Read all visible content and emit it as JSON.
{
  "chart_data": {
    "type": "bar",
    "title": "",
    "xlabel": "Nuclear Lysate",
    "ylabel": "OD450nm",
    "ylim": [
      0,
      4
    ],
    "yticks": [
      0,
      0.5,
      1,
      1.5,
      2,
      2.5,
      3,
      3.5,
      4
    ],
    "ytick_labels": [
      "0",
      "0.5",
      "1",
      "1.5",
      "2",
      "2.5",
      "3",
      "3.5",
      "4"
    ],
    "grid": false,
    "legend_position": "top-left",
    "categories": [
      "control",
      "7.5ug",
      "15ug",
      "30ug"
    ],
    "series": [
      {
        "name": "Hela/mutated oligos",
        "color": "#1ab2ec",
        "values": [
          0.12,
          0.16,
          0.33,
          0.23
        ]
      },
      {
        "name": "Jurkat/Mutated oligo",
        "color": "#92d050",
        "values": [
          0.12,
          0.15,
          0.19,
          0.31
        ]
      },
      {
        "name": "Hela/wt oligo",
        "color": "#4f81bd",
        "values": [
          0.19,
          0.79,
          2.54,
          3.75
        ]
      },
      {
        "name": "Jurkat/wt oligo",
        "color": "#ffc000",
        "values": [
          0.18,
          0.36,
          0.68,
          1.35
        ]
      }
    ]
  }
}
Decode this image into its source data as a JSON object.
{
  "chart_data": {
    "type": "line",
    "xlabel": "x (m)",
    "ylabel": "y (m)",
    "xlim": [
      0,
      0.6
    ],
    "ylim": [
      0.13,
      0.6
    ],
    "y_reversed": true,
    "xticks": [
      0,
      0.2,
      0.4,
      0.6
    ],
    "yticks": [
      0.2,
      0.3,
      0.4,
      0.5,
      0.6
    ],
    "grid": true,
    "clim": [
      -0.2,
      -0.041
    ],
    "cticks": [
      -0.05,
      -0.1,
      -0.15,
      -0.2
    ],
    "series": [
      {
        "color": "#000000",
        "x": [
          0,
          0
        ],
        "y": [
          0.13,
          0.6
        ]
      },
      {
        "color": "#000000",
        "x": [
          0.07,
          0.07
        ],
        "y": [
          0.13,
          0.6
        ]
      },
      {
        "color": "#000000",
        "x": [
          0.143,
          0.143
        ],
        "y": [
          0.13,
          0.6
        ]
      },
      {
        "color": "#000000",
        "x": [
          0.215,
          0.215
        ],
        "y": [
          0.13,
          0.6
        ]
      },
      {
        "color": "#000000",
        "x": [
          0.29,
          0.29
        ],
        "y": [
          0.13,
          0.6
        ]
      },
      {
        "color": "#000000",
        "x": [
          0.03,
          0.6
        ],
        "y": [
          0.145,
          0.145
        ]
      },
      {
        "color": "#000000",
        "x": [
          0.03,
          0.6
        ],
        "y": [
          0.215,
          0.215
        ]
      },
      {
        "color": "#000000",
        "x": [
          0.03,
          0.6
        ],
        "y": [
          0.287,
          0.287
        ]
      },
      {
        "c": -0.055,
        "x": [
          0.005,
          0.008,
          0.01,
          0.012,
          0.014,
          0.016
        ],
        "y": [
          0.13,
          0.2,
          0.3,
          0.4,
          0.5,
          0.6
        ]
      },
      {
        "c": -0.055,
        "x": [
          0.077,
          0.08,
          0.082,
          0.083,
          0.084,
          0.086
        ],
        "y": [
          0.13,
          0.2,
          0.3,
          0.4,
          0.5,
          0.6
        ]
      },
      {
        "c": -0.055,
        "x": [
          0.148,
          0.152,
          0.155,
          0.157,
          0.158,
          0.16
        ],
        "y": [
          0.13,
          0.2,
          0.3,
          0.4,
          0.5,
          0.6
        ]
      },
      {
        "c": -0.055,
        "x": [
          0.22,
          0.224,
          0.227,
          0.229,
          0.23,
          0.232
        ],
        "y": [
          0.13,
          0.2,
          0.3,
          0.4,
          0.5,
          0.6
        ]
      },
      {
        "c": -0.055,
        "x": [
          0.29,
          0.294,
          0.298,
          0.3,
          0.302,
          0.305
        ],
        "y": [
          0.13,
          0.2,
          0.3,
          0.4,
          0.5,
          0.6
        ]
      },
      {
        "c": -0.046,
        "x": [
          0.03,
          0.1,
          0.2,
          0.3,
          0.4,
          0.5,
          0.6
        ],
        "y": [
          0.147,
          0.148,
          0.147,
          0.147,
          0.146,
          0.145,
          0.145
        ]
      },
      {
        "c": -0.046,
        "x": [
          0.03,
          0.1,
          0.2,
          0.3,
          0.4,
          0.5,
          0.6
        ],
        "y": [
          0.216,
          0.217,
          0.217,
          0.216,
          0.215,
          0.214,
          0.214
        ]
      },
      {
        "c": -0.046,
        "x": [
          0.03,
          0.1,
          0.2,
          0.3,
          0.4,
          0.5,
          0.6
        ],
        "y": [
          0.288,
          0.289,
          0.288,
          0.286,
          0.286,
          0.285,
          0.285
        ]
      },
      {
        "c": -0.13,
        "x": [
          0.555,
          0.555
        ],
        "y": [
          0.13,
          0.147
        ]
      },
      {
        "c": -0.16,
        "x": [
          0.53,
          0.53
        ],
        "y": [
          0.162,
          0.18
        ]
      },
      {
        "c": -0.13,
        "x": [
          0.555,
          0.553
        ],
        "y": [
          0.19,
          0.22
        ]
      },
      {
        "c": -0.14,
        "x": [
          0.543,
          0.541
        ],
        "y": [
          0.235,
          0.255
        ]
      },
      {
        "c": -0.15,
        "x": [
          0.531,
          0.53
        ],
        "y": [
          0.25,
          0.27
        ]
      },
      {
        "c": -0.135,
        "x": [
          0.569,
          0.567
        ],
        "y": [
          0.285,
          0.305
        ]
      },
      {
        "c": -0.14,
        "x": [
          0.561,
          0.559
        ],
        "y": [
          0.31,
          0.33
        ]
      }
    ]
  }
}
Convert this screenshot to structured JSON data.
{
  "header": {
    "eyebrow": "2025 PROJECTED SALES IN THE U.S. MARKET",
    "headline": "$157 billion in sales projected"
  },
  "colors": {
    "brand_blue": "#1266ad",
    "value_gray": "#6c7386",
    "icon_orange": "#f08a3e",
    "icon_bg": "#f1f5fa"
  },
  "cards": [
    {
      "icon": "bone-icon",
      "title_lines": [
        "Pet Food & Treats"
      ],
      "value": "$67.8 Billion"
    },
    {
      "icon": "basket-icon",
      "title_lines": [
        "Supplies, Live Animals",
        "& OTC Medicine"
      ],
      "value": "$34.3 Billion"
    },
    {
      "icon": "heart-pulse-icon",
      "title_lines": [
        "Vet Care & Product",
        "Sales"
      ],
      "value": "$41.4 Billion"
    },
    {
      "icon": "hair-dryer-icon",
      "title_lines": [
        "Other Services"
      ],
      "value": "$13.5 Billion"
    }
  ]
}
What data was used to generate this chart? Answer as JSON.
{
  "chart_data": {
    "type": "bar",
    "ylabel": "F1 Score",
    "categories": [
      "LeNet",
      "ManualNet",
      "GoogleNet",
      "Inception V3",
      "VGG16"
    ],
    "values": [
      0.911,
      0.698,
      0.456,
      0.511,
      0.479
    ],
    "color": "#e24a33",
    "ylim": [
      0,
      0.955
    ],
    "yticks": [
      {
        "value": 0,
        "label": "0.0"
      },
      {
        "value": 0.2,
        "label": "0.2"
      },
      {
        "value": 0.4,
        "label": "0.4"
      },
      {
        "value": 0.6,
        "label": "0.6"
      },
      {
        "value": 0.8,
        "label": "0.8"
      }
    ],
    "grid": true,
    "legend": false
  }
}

- - - -

SET PROBLEM: Reproduce each line of the material above precisely.

SOLUTION TO THIS TASK:
Read all visible content and emit it as JSON.
{
  "chart_data": {
    "type": "bar",
    "title": "",
    "xlabel": "Nuclear Lysate",
    "ylabel": "OD450nm",
    "ylim": [
      0,
      4
    ],
    "yticks": [
      0,
      0.5,
      1,
      1.5,
      2,
      2.5,
      3,
      3.5,
      4
    ],
    "ytick_labels": [
      "0",
      "0.5",
      "1",
      "1.5",
      "2",
      "2.5",
      "3",
      "3.5",
      "4"
    ],
    "grid": false,
    "legend_position": "top-left",
    "categories": [
      "control",
      "7.5ug",
      "15ug",
      "30ug"
    ],
    "series": [
      {
        "name": "Hela/mutated oligos",
        "color": "#1ab2ec",
        "values": [
          0.12,
          0.16,
          0.33,
          0.23
        ]
      },
      {
        "name": "Jurkat/Mutated oligo",
        "color": "#92d050",
        "values": [
          0.12,
          0.15,
          0.19,
          0.31
        ]
      },
      {
        "name": "Hela/wt oligo",
        "color": "#4f81bd",
        "values": [
          0.19,
          0.79,
          2.54,
          3.75
        ]
      },
      {
        "name": "Jurkat/wt oligo",
        "color": "#ffc000",
        "values": [
          0.18,
          0.36,
          0.68,
          1.35
        ]
      }
    ]
  }
}
Decode this image into its source data as a JSON object.
{
  "chart_data": {
    "type": "line",
    "xlabel": "x (m)",
    "ylabel": "y (m)",
    "xlim": [
      0,
      0.6
    ],
    "ylim": [
      0.13,
      0.6
    ],
    "y_reversed": true,
    "xticks": [
      0,
      0.2,
      0.4,
      0.6
    ],
    "yticks": [
      0.2,
      0.3,
      0.4,
      0.5,
      0.6
    ],
    "grid": true,
    "clim": [
      -0.2,
      -0.041
    ],
    "cticks": [
      -0.05,
      -0.1,
      -0.15,
      -0.2
    ],
    "series": [
      {
        "color": "#000000",
        "x": [
          0,
          0
        ],
        "y": [
          0.13,
          0.6
        ]
      },
      {
        "color": "#000000",
        "x": [
          0.07,
          0.07
        ],
        "y": [
          0.13,
          0.6
        ]
      },
      {
        "color": "#000000",
        "x": [
          0.143,
          0.143
        ],
        "y": [
          0.13,
          0.6
        ]
      },
      {
        "color": "#000000",
        "x": [
          0.215,
          0.215
        ],
        "y": [
          0.13,
          0.6
        ]
      },
      {
        "color": "#000000",
        "x": [
          0.29,
          0.29
        ],
        "y": [
          0.13,
          0.6
        ]
      },
      {
        "color": "#000000",
        "x": [
          0.03,
          0.6
        ],
        "y": [
          0.145,
          0.145
        ]
      },
      {
        "color": "#000000",
        "x": [
          0.03,
          0.6
        ],
        "y": [
          0.215,
          0.215
        ]
      },
      {
        "color": "#000000",
        "x": [
          0.03,
          0.6
        ],
        "y": [
          0.287,
          0.287
        ]
      },
      {
        "c": -0.055,
        "x": [
          0.005,
          0.008,
          0.01,
          0.012,
          0.014,
          0.016
        ],
        "y": [
          0.13,
          0.2,
          0.3,
          0.4,
          0.5,
          0.6
        ]
      },
      {
        "c": -0.055,
        "x": [
          0.077,
          0.08,
          0.082,
          0.083,
          0.084,
          0.086
        ],
        "y": [
          0.13,
          0.2,
          0.3,
          0.4,
          0.5,
          0.6
        ]
      },
      {
        "c": -0.055,
        "x": [
          0.148,
          0.152,
          0.155,
          0.157,
          0.158,
          0.16
        ],
        "y": [
          0.13,
          0.2,
          0.3,
          0.4,
          0.5,
          0.6
        ]
      },
      {
        "c": -0.055,
        "x": [
          0.22,
          0.224,
          0.227,
          0.229,
          0.23,
          0.232
        ],
        "y": [
          0.13,
          0.2,
          0.3,
          0.4,
          0.5,
          0.6
        ]
      },
      {
        "c": -0.055,
        "x": [
          0.29,
          0.294,
          0.298,
          0.3,
          0.302,
          0.305
        ],
        "y": [
          0.13,
          0.2,
          0.3,
          0.4,
          0.5,
          0.6
        ]
      },
      {
        "c": -0.046,
        "x": [
          0.03,
          0.1,
          0.2,
          0.3,
          0.4,
          0.5,
          0.6
        ],
        "y": [
          0.147,
          0.148,
          0.147,
          0.147,
          0.146,
          0.145,
          0.145
        ]
      },
      {
        "c": -0.046,
        "x": [
          0.03,
          0.1,
          0.2,
          0.3,
          0.4,
          0.5,
          0.6
        ],
        "y": [
          0.216,
          0.217,
          0.217,
          0.216,
          0.215,
          0.214,
          0.214
        ]
      },
      {
        "c": -0.046,
        "x": [
          0.03,
          0.1,
          0.2,
          0.3,
          0.4,
          0.5,
          0.6
        ],
        "y": [
          0.288,
          0.289,
          0.288,
          0.286,
          0.286,
          0.285,
          0.285
        ]
      },
      {
        "c": -0.13,
        "x": [
          0.555,
          0.555
        ],
        "y": [
          0.13,
          0.147
        ]
      },
      {
        "c": -0.16,
        "x": [
          0.53,
          0.53
        ],
        "y": [
          0.162,
          0.18
        ]
      },
      {
        "c": -0.13,
        "x": [
          0.555,
          0.553
        ],
        "y": [
          0.19,
          0.22
        ]
      },
      {
        "c": -0.14,
        "x": [
          0.543,
          0.541
        ],
        "y": [
          0.235,
          0.255
        ]
      },
      {
        "c": -0.15,
        "x": [
          0.531,
          0.53
        ],
        "y": [
          0.25,
          0.27
        ]
      },
      {
        "c": -0.135,
        "x": [
          0.569,
          0.567
        ],
        "y": [
          0.285,
          0.305
        ]
      },
      {
        "c": -0.14,
        "x": [
          0.561,
          0.559
        ],
        "y": [
          0.31,
          0.33
        ]
      }
    ]
  }
}
Convert this screenshot to structured JSON data.
{
  "header": {
    "eyebrow": "2025 PROJECTED SALES IN THE U.S. MARKET",
    "headline": "$157 billion in sales projected"
  },
  "colors": {
    "brand_blue": "#1266ad",
    "value_gray": "#6c7386",
    "icon_orange": "#f08a3e",
    "icon_bg": "#f1f5fa"
  },
  "cards": [
    {
      "icon": "bone-icon",
      "title_lines": [
        "Pet Food & Treats"
      ],
      "value": "$67.8 Billion"
    },
    {
      "icon": "basket-icon",
      "title_lines": [
        "Supplies, Live Animals",
        "& OTC Medicine"
      ],
      "value": "$34.3 Billion"
    },
    {
      "icon": "heart-pulse-icon",
      "title_lines": [
        "Vet Care & Product",
        "Sales"
      ],
      "value": "$41.4 Billion"
    },
    {
      "icon": "hair-dryer-icon",
      "title_lines": [
        "Other Services"
      ],
      "value": "$13.5 Billion"
    }
  ]
}
What data was used to generate this chart? Answer as JSON.
{
  "chart_data": {
    "type": "bar",
    "ylabel": "F1 Score",
    "categories": [
      "LeNet",
      "ManualNet",
      "GoogleNet",
      "Inception V3",
      "VGG16"
    ],
    "values": [
      0.911,
      0.698,
      0.456,
      0.511,
      0.479
    ],
    "color": "#e24a33",
    "ylim": [
      0,
      0.955
    ],
    "yticks": [
      {
        "value": 0,
        "label": "0.0"
      },
      {
        "value": 0.2,
        "label": "0.2"
      },
      {
        "value": 0.4,
        "label": "0.4"
      },
      {
        "value": 0.6,
        "label": "0.6"
      },
      {
        "value": 0.8,
        "label": "0.8"
      }
    ],
    "grid": true,
    "legend": false
  }
}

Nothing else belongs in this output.